* _TEXTAUSZUG_
____________________
Die neuen Permbewohner sind in den riesigen Biomen Lyneham A und B untergebracht. Lyneham ist hierbei ein Kompositum aus Lyne (altwal.): See/Gewässer und ham (altengl.): Siedlung/Heim (sprich: Lainäm). Hier leben die ehemaligen Erdenbewohner beinahe wie auf einer futuristischen Erde in einer Schutzatmosphäre. Die Kinder werden unterrichtet, das Essen bereitet ein Aggregator zu, die Automaten bauen und erschaffen Reaktoren, Gebäude und Luftfilter. ©Tina PeißkerDoch immer wieder wird die Frage nach Inkompatibilität und Kontamination durch eine invasive Art laut. Die Okkupation Perms wirft nun mal auch irdische Fragen zur Verdrängung und Zerstörung endemischen Lebens, der Haushaltung mit den Ressourcen unseres Planeten, wirtschaftlichen Automatismen, Anpassung, dem Umgang mit KI, künstlichen oder künstlich hergestellten Nanoorganismen und -maschinen, sowie zu religiösen Weltanschauungen auf. Dennoch hätte "Lyneham" stellenweise ein bisschen mehr Schwung und Handlung vertragen können.
____________________
* _ANGEZEIGTE DATEN_

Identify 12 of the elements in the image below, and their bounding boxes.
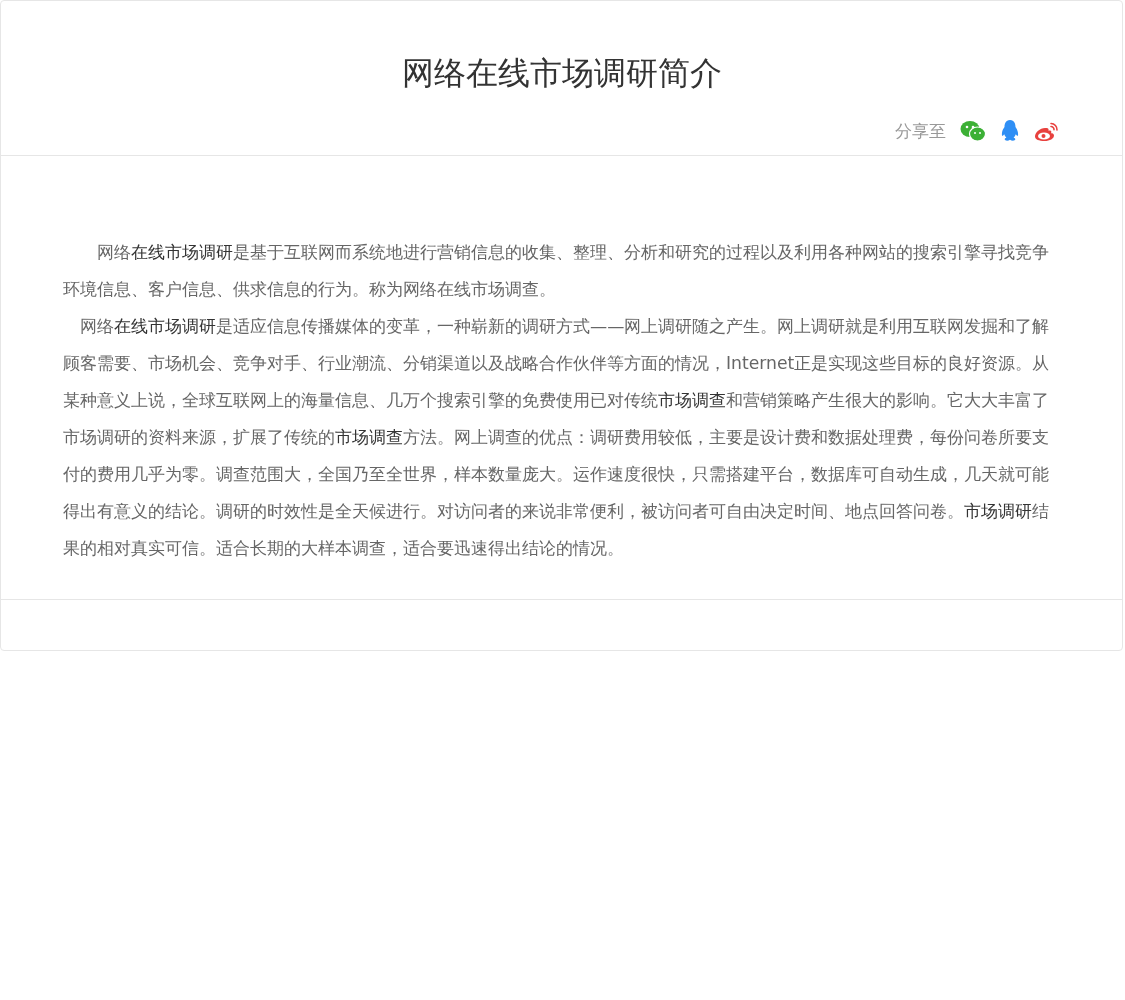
____________________
* _DEINE AUFGABEN_
[1] Wo sind die neuen Permbewohner laut dem Textauszug über Lyneham untergebracht?
[2] Führe den Textauszug über Lyneham im Anschluss an seinen letzten Satz weiter.
Das Material ist eigenständig und gehört nicht zum Textauszug.

* _LÖSUNGEN_
[1] In den riesigen Biomen Lyneham A und B.

[2]
 

Nils Westerboer hinterfragt in seinem SciFi-, Abenteuer-, Öko-, Techno-, Wissenschafts- und Edutainment-Roman "Lyneham" gesellschaftliche, ökologische, ökonomische, ethische, moralische Normen und Grenzen, wirft die ein oder andere philosophische, religiöse oder visionäre Betrachtung in den Raum. Diese durchaus interessanten Gedankengänge sind zum Teil um die Ecke gedacht, zum Teil aber auch auf rein naturwissenschaftliche Belange und Fakten heruntergebrochen. Westerboer erfindet das Rad dabei nicht neu, gibt aber einen kleinen Exkurs in Anthropologie, Paläoanthropologie, die destruktive Einstellung des Menschen und seines selbstauferlegten, von Anfang an zum Scheitern verurteilten Wirtschaftssystem, das allgemeine Mit- und Gegeneinander, sowie den Sinn des Lebens. Da kommen Fragen um Besitz, wenn auch nur rudimentär angeschnitten, teilweise schon sehr geil rüber. Auch wenn Westerboer sein allgemeingültiges (weitergehendes) Wissen eher geduldig, sachlich und entspannt vermittelt, läuft er dabei aber Gefahr, das eigentliche Storyboard zu untergraben. Wer hier eine triviale Fantasy- oder Horror-SciFi-Story vermutet, könnte eventuell enttäuscht sein. Wer sich neben der eigentlichen Story gerne mit interessanten Ansichten zu den angesprochenen Themen berieseln lässt, dürfte bei "Lyneham" wiederum goldrichtig liegen.

 

(Janko)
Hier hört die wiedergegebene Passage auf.